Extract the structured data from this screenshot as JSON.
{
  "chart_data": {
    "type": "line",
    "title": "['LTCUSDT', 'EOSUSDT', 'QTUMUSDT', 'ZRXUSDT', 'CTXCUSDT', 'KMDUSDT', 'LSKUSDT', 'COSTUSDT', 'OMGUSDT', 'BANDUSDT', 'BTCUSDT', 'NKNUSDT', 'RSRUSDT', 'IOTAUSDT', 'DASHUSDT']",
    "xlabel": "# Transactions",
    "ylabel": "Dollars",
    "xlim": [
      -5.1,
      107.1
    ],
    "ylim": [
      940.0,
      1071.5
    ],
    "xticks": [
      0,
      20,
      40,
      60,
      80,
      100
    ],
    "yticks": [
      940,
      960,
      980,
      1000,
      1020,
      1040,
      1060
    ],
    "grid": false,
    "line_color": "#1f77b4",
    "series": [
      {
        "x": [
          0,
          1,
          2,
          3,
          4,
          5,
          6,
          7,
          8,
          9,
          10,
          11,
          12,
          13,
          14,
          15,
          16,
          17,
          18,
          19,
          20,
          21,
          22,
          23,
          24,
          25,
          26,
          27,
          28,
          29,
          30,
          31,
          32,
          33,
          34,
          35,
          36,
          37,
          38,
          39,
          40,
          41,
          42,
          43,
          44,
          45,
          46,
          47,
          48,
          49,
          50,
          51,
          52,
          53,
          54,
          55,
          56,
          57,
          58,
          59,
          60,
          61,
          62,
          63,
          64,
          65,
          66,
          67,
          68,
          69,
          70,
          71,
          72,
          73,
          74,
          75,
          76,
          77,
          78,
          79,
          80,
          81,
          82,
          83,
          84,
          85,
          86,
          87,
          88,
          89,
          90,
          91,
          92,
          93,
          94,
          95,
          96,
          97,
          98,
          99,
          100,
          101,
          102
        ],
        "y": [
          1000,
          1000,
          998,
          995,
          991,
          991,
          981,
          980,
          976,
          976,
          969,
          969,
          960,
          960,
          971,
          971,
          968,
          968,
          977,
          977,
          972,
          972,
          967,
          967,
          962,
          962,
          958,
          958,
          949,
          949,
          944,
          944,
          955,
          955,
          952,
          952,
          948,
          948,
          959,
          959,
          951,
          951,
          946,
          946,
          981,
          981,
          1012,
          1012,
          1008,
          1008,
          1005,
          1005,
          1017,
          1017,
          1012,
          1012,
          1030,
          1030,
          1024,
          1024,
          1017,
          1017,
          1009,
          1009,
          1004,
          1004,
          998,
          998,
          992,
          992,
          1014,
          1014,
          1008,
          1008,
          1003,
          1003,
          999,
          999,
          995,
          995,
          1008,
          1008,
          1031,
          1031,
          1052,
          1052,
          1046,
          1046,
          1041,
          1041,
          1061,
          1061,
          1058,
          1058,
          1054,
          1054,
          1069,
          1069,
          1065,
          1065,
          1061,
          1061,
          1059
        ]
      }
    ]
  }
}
_ _ _
Task directions: Repeat all the entries word for word.

Expected output:
Extract the structured data from this screenshot as JSON.
{
  "chart_data": {
    "type": "line",
    "title": "['LTCUSDT', 'EOSUSDT', 'QTUMUSDT', 'ZRXUSDT', 'CTXCUSDT', 'KMDUSDT', 'LSKUSDT', 'COSTUSDT', 'OMGUSDT', 'BANDUSDT', 'BTCUSDT', 'NKNUSDT', 'RSRUSDT', 'IOTAUSDT', 'DASHUSDT']",
    "xlabel": "# Transactions",
    "ylabel": "Dollars",
    "xlim": [
      -5.1,
      107.1
    ],
    "ylim": [
      940.0,
      1071.5
    ],
    "xticks": [
      0,
      20,
      40,
      60,
      80,
      100
    ],
    "yticks": [
      940,
      960,
      980,
      1000,
      1020,
      1040,
      1060
    ],
    "grid": false,
    "line_color": "#1f77b4",
    "series": [
      {
        "x": [
          0,
          1,
          2,
          3,
          4,
          5,
          6,
          7,
          8,
          9,
          10,
          11,
          12,
          13,
          14,
          15,
          16,
          17,
          18,
          19,
          20,
          21,
          22,
          23,
          24,
          25,
          26,
          27,
          28,
          29,
          30,
          31,
          32,
          33,
          34,
          35,
          36,
          37,
          38,
          39,
          40,
          41,
          42,
          43,
          44,
          45,
          46,
          47,
          48,
          49,
          50,
          51,
          52,
          53,
          54,
          55,
          56,
          57,
          58,
          59,
          60,
          61,
          62,
          63,
          64,
          65,
          66,
          67,
          68,
          69,
          70,
          71,
          72,
          73,
          74,
          75,
          76,
          77,
          78,
          79,
          80,
          81,
          82,
          83,
          84,
          85,
          86,
          87,
          88,
          89,
          90,
          91,
          92,
          93,
          94,
          95,
          96,
          97,
          98,
          99,
          100,
          101,
          102
        ],
        "y": [
          1000,
          1000,
          998,
          995,
          991,
          991,
          981,
          980,
          976,
          976,
          969,
          969,
          960,
          960,
          971,
          971,
          968,
          968,
          977,
          977,
          972,
          972,
          967,
          967,
          962,
          962,
          958,
          958,
          949,
          949,
          944,
          944,
          955,
          955,
          952,
          952,
          948,
          948,
          959,
          959,
          951,
          951,
          946,
          946,
          981,
          981,
          1012,
          1012,
          1008,
          1008,
          1005,
          1005,
          1017,
          1017,
          1012,
          1012,
          1030,
          1030,
          1024,
          1024,
          1017,
          1017,
          1009,
          1009,
          1004,
          1004,
          998,
          998,
          992,
          992,
          1014,
          1014,
          1008,
          1008,
          1003,
          1003,
          999,
          999,
          995,
          995,
          1008,
          1008,
          1031,
          1031,
          1052,
          1052,
          1046,
          1046,
          1041,
          1041,
          1061,
          1061,
          1058,
          1058,
          1054,
          1054,
          1069,
          1069,
          1065,
          1065,
          1061,
          1061,
          1059
        ]
      }
    ]
  }
}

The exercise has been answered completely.